TASK PROMPT >> Could every line of the data be printed exactly as it reads?

++++ MATERIAL FOR THIS EXERCISE

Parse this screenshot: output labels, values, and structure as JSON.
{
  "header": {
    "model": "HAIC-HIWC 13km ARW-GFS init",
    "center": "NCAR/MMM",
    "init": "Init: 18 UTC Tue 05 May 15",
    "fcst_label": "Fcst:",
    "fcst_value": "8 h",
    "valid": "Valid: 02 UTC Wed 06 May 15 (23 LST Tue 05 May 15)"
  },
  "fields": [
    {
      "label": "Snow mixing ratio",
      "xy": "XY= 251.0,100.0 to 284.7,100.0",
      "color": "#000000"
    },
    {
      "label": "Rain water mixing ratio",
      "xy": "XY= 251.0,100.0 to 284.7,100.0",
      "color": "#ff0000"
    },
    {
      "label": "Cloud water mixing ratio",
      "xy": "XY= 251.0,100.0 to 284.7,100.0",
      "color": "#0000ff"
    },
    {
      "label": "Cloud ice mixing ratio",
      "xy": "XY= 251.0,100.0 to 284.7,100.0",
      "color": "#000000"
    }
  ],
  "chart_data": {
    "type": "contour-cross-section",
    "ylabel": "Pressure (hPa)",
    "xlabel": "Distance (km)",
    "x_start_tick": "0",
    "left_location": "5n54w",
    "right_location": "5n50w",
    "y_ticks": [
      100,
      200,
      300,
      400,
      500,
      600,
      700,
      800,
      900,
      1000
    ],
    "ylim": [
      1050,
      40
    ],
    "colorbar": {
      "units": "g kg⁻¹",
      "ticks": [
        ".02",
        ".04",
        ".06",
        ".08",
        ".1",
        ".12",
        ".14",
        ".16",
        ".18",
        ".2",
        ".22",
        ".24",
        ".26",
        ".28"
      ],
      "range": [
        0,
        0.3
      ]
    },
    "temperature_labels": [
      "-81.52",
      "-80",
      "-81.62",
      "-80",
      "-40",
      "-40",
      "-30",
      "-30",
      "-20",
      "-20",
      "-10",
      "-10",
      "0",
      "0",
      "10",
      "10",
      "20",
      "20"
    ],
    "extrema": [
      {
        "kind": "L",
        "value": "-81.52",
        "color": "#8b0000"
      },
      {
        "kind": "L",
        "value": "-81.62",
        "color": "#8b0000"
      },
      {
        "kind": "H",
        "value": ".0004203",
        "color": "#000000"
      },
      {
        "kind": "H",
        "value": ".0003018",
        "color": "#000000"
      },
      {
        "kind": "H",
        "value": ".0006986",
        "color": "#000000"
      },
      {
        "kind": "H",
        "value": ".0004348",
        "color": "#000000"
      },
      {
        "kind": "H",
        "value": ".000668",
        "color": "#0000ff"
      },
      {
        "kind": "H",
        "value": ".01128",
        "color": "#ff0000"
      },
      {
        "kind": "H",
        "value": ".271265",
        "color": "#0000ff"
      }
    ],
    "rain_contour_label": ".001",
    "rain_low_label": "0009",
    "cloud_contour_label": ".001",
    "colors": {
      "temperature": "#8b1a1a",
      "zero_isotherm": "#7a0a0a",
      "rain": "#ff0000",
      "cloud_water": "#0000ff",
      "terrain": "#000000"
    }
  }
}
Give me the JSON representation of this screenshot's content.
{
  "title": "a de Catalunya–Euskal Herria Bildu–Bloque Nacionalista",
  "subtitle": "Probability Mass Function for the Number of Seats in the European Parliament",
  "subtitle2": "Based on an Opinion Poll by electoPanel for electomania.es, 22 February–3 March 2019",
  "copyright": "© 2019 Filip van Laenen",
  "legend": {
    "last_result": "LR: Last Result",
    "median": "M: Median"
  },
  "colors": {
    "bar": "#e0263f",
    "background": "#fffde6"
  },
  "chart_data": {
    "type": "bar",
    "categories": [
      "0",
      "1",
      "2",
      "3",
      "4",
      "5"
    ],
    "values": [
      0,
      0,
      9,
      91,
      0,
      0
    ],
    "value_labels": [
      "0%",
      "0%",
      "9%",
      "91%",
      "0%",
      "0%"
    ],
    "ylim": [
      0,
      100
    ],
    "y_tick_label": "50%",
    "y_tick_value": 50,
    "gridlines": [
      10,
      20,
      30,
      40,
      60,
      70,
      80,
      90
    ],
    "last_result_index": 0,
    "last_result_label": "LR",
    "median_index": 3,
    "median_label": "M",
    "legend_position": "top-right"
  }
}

++++++++

WRITTEN ANSWER >>
Parse this screenshot: output labels, values, and structure as JSON.
{
  "header": {
    "model": "HAIC-HIWC 13km ARW-GFS init",
    "center": "NCAR/MMM",
    "init": "Init: 18 UTC Tue 05 May 15",
    "fcst_label": "Fcst:",
    "fcst_value": "8 h",
    "valid": "Valid: 02 UTC Wed 06 May 15 (23 LST Tue 05 May 15)"
  },
  "fields": [
    {
      "label": "Snow mixing ratio",
      "xy": "XY= 251.0,100.0 to 284.7,100.0",
      "color": "#000000"
    },
    {
      "label": "Rain water mixing ratio",
      "xy": "XY= 251.0,100.0 to 284.7,100.0",
      "color": "#ff0000"
    },
    {
      "label": "Cloud water mixing ratio",
      "xy": "XY= 251.0,100.0 to 284.7,100.0",
      "color": "#0000ff"
    },
    {
      "label": "Cloud ice mixing ratio",
      "xy": "XY= 251.0,100.0 to 284.7,100.0",
      "color": "#000000"
    }
  ],
  "chart_data": {
    "type": "contour-cross-section",
    "ylabel": "Pressure (hPa)",
    "xlabel": "Distance (km)",
    "x_start_tick": "0",
    "left_location": "5n54w",
    "right_location": "5n50w",
    "y_ticks": [
      100,
      200,
      300,
      400,
      500,
      600,
      700,
      800,
      900,
      1000
    ],
    "ylim": [
      1050,
      40
    ],
    "colorbar": {
      "units": "g kg⁻¹",
      "ticks": [
        ".02",
        ".04",
        ".06",
        ".08",
        ".1",
        ".12",
        ".14",
        ".16",
        ".18",
        ".2",
        ".22",
        ".24",
        ".26",
        ".28"
      ],
      "range": [
        0,
        0.3
      ]
    },
    "temperature_labels": [
      "-81.52",
      "-80",
      "-81.62",
      "-80",
      "-40",
      "-40",
      "-30",
      "-30",
      "-20",
      "-20",
      "-10",
      "-10",
      "0",
      "0",
      "10",
      "10",
      "20",
      "20"
    ],
    "extrema": [
      {
        "kind": "L",
        "value": "-81.52",
        "color": "#8b0000"
      },
      {
        "kind": "L",
        "value": "-81.62",
        "color": "#8b0000"
      },
      {
        "kind": "H",
        "value": ".0004203",
        "color": "#000000"
      },
      {
        "kind": "H",
        "value": ".0003018",
        "color": "#000000"
      },
      {
        "kind": "H",
        "value": ".0006986",
        "color": "#000000"
      },
      {
        "kind": "H",
        "value": ".0004348",
        "color": "#000000"
      },
      {
        "kind": "H",
        "value": ".000668",
        "color": "#0000ff"
      },
      {
        "kind": "H",
        "value": ".01128",
        "color": "#ff0000"
      },
      {
        "kind": "H",
        "value": ".271265",
        "color": "#0000ff"
      }
    ],
    "rain_contour_label": ".001",
    "rain_low_label": "0009",
    "cloud_contour_label": ".001",
    "colors": {
      "temperature": "#8b1a1a",
      "zero_isotherm": "#7a0a0a",
      "rain": "#ff0000",
      "cloud_water": "#0000ff",
      "terrain": "#000000"
    }
  }
}
Give me the JSON representation of this screenshot's content.
{
  "title": "a de Catalunya–Euskal Herria Bildu–Bloque Nacionalista",
  "subtitle": "Probability Mass Function for the Number of Seats in the European Parliament",
  "subtitle2": "Based on an Opinion Poll by electoPanel for electomania.es, 22 February–3 March 2019",
  "copyright": "© 2019 Filip van Laenen",
  "legend": {
    "last_result": "LR: Last Result",
    "median": "M: Median"
  },
  "colors": {
    "bar": "#e0263f",
    "background": "#fffde6"
  },
  "chart_data": {
    "type": "bar",
    "categories": [
      "0",
      "1",
      "2",
      "3",
      "4",
      "5"
    ],
    "values": [
      0,
      0,
      9,
      91,
      0,
      0
    ],
    "value_labels": [
      "0%",
      "0%",
      "9%",
      "91%",
      "0%",
      "0%"
    ],
    "ylim": [
      0,
      100
    ],
    "y_tick_label": "50%",
    "y_tick_value": 50,
    "gridlines": [
      10,
      20,
      30,
      40,
      60,
      70,
      80,
      90
    ],
    "last_result_index": 0,
    "last_result_label": "LR",
    "median_index": 3,
    "median_label": "M",
    "legend_position": "top-right"
  }
}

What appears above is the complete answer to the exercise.